─── Entries ───

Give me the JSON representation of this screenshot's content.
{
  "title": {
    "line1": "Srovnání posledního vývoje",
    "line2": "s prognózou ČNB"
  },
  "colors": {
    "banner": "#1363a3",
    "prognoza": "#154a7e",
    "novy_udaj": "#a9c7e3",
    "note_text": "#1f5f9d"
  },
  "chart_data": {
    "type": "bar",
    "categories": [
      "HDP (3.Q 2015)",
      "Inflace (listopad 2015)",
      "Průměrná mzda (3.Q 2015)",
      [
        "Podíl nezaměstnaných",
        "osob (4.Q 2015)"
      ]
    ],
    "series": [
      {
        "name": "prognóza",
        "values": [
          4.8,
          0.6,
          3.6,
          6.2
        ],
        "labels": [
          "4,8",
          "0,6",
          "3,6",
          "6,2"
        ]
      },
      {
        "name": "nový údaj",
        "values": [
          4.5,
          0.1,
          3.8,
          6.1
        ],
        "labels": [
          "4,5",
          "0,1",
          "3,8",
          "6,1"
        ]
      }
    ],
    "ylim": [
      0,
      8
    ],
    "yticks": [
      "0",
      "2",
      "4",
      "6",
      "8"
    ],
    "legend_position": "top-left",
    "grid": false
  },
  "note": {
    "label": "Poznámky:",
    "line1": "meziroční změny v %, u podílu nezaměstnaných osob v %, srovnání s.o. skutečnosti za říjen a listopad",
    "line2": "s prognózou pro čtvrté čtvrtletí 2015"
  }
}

───

Prompt> Copy out each line in the listing that has the word "nezaměstnaných".

Response to the task>
        "Podíl nezaměstnaných",
    "line1": "meziroční změny v %, u podílu nezaměstnaných osob v %, srovnání s.o. skutečnosti za říjen a listopad",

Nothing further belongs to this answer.